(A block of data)
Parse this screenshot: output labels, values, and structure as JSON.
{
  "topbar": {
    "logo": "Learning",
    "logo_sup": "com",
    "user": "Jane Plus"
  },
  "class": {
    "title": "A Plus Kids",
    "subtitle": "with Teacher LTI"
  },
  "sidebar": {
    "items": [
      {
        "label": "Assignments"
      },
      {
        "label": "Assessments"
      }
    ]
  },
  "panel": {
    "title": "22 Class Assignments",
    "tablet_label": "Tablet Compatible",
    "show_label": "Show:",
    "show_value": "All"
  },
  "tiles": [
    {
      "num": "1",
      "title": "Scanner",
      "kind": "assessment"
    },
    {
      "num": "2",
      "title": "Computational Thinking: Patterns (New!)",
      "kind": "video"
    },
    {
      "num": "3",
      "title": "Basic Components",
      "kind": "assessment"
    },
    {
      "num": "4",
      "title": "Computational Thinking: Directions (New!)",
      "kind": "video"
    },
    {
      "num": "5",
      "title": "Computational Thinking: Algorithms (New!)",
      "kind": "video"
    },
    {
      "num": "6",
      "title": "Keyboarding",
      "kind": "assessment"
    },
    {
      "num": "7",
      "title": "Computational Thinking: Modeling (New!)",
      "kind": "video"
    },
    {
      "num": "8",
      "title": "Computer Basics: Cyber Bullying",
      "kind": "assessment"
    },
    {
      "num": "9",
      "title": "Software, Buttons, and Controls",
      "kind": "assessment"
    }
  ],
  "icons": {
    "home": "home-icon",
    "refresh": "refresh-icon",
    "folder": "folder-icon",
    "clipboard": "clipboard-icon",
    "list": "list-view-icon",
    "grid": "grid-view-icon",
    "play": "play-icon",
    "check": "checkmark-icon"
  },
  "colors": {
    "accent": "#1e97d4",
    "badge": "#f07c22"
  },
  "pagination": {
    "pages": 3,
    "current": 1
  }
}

> [GOAL]: Repeat the data exactly. Leave nothing out.

> [THE REPLY]:
Parse this screenshot: output labels, values, and structure as JSON.
{
  "topbar": {
    "logo": "Learning",
    "logo_sup": "com",
    "user": "Jane Plus"
  },
  "class": {
    "title": "A Plus Kids",
    "subtitle": "with Teacher LTI"
  },
  "sidebar": {
    "items": [
      {
        "label": "Assignments"
      },
      {
        "label": "Assessments"
      }
    ]
  },
  "panel": {
    "title": "22 Class Assignments",
    "tablet_label": "Tablet Compatible",
    "show_label": "Show:",
    "show_value": "All"
  },
  "tiles": [
    {
      "num": "1",
      "title": "Scanner",
      "kind": "assessment"
    },
    {
      "num": "2",
      "title": "Computational Thinking: Patterns (New!)",
      "kind": "video"
    },
    {
      "num": "3",
      "title": "Basic Components",
      "kind": "assessment"
    },
    {
      "num": "4",
      "title": "Computational Thinking: Directions (New!)",
      "kind": "video"
    },
    {
      "num": "5",
      "title": "Computational Thinking: Algorithms (New!)",
      "kind": "video"
    },
    {
      "num": "6",
      "title": "Keyboarding",
      "kind": "assessment"
    },
    {
      "num": "7",
      "title": "Computational Thinking: Modeling (New!)",
      "kind": "video"
    },
    {
      "num": "8",
      "title": "Computer Basics: Cyber Bullying",
      "kind": "assessment"
    },
    {
      "num": "9",
      "title": "Software, Buttons, and Controls",
      "kind": "assessment"
    }
  ],
  "icons": {
    "home": "home-icon",
    "refresh": "refresh-icon",
    "folder": "folder-icon",
    "clipboard": "clipboard-icon",
    "list": "list-view-icon",
    "grid": "grid-view-icon",
    "play": "play-icon",
    "check": "checkmark-icon"
  },
  "colors": {
    "accent": "#1e97d4",
    "badge": "#f07c22"
  },
  "pagination": {
    "pages": 3,
    "current": 1
  }
}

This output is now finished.